# Supplied data:
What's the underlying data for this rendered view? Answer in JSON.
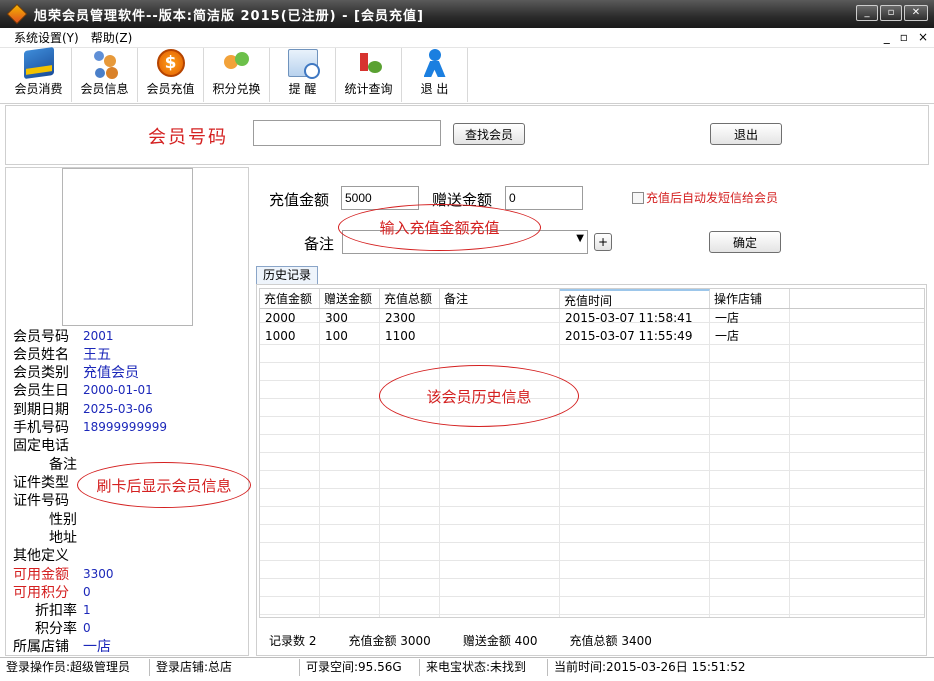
{
  "window": {
    "title": "旭荣会员管理软件--版本:简洁版 2015(已注册) - [会员充值]",
    "controls": [
      "_",
      "▫",
      "✕"
    ]
  },
  "menu": {
    "items": [
      "系统设置(Y)",
      "帮助(Z)"
    ],
    "mdi_controls": [
      "_",
      "▫",
      "×"
    ]
  },
  "toolbar": {
    "buttons": [
      {
        "label": "会员消费",
        "icon": "card-icon"
      },
      {
        "label": "会员信息",
        "icon": "people-icon"
      },
      {
        "label": "会员充值",
        "icon": "coin-icon"
      },
      {
        "label": "积分兑换",
        "icon": "exchange-icon"
      },
      {
        "label": "提  醒",
        "icon": "remind-icon"
      },
      {
        "label": "统计查询",
        "icon": "stats-icon"
      },
      {
        "label": "退  出",
        "icon": "exit-icon"
      }
    ]
  },
  "search": {
    "member_no_label": "会员号码",
    "member_no_value": "",
    "find_button": "查找会员",
    "exit_button": "退出"
  },
  "member_info": {
    "rows": [
      {
        "label": "会员号码",
        "value": "2001"
      },
      {
        "label": "会员姓名",
        "value": "王五"
      },
      {
        "label": "会员类别",
        "value": "充值会员"
      },
      {
        "label": "会员生日",
        "value": "2000-01-01"
      },
      {
        "label": "到期日期",
        "value": "2025-03-06"
      },
      {
        "label": "手机号码",
        "value": "18999999999"
      },
      {
        "label": "固定电话",
        "value": ""
      },
      {
        "label": "备注",
        "value": ""
      },
      {
        "label": "证件类型",
        "value": ""
      },
      {
        "label": "证件号码",
        "value": ""
      },
      {
        "label": "性别",
        "value": ""
      },
      {
        "label": "地址",
        "value": ""
      },
      {
        "label": "其他定义",
        "value": ""
      },
      {
        "label": "可用金额",
        "value": "3300"
      },
      {
        "label": "可用积分",
        "value": "0"
      },
      {
        "label": "折扣率",
        "value": "1"
      },
      {
        "label": "积分率",
        "value": "0"
      },
      {
        "label": "所属店铺",
        "value": "一店"
      }
    ],
    "annotation": "刷卡后显示会员信息"
  },
  "recharge": {
    "amount_label": "充值金额",
    "amount_value": "5000",
    "bonus_label": "赠送金额",
    "bonus_value": "0",
    "sms_label": "充值后自动发短信给会员",
    "remark_label": "备注",
    "remark_value": "",
    "plus_label": "+",
    "confirm_button": "确定",
    "annotation": "输入充值金额充值"
  },
  "history": {
    "tab_label": "历史记录",
    "columns": [
      "充值金额",
      "赠送金额",
      "充值总额",
      "备注",
      "充值时间",
      "操作店铺"
    ],
    "rows": [
      [
        "2000",
        "300",
        "2300",
        "",
        "2015-03-07 11:58:41",
        "一店"
      ],
      [
        "1000",
        "100",
        "1100",
        "",
        "2015-03-07 11:55:49",
        "一店"
      ]
    ],
    "annotation": "该会员历史信息",
    "summary": {
      "count": "记录数 2",
      "recharge": "充值金额 3000",
      "bonus": "赠送金额 400",
      "total": "充值总额 3400"
    }
  },
  "status": {
    "operator": "登录操作员:超级管理员",
    "store": "登录店铺:总店",
    "space": "可录空间:95.56G",
    "device": "来电宝状态:未找到",
    "time": "当前时间:2015-03-26日 15:51:52"
  },
  "colors": {
    "accent_red": "#d42020",
    "value_blue": "#1b27b9",
    "titlebar": "#2b2b2b"
  }
}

# Task directions:
Collect each line of the entries that has the word "会员充值", copying it in full.

# Complete response:
    "title": "旭荣会员管理软件--版本:简洁版 2015(已注册) - [会员充值]",
        "label": "会员充值",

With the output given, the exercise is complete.